→ **Texte à lire**
=-=-=-=-=

La question est débattue depuis les années 1950, articulée autour du débat sur l’existence ou non d’une philosophie africaine, dont l’autrice se fait une ambassadrice éloquente. Les enjeux théoriques ne sont pas sans rappeler ceux soulevés lorsqu’il est question de philosophies autochtones, ce qui montre l’ampleur de la « géolocalisation » de la philosophie (2015, 84). D’abord grecque, ensuite européenne, puis peut-être autre chose… mais d’abord et avant tout grecque au sens d’être fondée sur une mythologie célébrée par ceux qui la pratiquent. Il ne semble y avoir de philosophie légitime, note Kisukidi, que si la pratique entretient une filiation directe avec cette origine mythique. Ce que soulève l’autrice ne s’applique d’ailleurs pas qu’à l’Afrique : c’est le problème de toute perspective autocentrée qui s’autolégitimise.

=-=-=-=-=

Entrées de données recueillies
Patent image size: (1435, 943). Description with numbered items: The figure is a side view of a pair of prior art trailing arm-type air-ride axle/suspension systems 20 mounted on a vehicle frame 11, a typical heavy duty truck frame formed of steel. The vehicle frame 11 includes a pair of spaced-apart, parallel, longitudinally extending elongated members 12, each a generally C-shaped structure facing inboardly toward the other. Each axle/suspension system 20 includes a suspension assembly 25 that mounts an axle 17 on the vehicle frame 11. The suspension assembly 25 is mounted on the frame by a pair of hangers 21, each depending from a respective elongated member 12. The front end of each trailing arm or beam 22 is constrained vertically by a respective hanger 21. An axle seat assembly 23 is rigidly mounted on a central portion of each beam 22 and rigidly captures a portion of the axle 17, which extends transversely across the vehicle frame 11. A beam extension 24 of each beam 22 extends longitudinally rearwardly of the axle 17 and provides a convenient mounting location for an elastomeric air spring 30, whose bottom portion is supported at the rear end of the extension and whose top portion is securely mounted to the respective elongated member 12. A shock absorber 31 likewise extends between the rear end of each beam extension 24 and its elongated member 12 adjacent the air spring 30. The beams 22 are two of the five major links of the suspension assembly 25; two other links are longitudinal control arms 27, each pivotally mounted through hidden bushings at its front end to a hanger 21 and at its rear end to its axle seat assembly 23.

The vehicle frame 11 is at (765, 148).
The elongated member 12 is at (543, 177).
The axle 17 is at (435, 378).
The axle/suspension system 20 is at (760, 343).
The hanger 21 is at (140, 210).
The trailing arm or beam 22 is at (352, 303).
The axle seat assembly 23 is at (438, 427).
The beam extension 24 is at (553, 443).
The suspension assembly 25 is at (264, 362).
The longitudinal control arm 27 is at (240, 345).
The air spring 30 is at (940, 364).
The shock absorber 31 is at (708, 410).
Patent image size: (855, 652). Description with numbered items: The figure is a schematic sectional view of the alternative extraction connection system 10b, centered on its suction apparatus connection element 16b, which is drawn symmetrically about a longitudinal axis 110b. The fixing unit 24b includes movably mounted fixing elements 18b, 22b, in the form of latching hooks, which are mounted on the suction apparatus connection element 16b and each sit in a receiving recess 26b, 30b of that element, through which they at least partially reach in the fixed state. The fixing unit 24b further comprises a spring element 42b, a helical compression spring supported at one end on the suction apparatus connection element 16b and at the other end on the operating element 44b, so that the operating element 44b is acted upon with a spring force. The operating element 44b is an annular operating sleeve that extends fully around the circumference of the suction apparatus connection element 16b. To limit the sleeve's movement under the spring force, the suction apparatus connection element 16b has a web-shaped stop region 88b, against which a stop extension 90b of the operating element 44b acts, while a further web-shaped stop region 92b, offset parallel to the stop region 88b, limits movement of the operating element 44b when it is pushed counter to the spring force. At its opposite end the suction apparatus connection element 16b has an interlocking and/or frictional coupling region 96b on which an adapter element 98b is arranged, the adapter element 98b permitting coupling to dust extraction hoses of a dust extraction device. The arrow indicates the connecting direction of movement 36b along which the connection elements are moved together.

=-=-=-=-=

→ **Consigne**
Recopiez sans rien changer, dans le texte sur la philosophie africaine, tout ce qui va de « La question est » jusqu'à « autocentrée qui s’autolégitimise. ». Les enregistrements n'ont aucun rôle dans cet exercice.

→ **Corrigé**
La question est débattue depuis les années 1950, articulée autour du débat sur l’existence ou non d’une philosophie africaine, dont l’autrice se fait une ambassadrice éloquente. Les enjeux théoriques ne sont pas sans rappeler ceux soulevés lorsqu’il est question de philosophies autochtones, ce qui montre l’ampleur de la « géolocalisation » de la philosophie (2015, 84). D’abord grecque, ensuite européenne, puis peut-être autre chose… mais d’abord et avant tout grecque au sens d’être fondée sur une mythologie célébrée par ceux qui la pratiquent. Il ne semble y avoir de philosophie légitime, note Kisukidi, que si la pratique entretient une filiation directe avec cette origine mythique. Ce que soulève l’autrice ne s’applique d’ailleurs pas qu’à l’Afrique : c’est le problème de toute perspective autocentrée qui s’autolégitimise.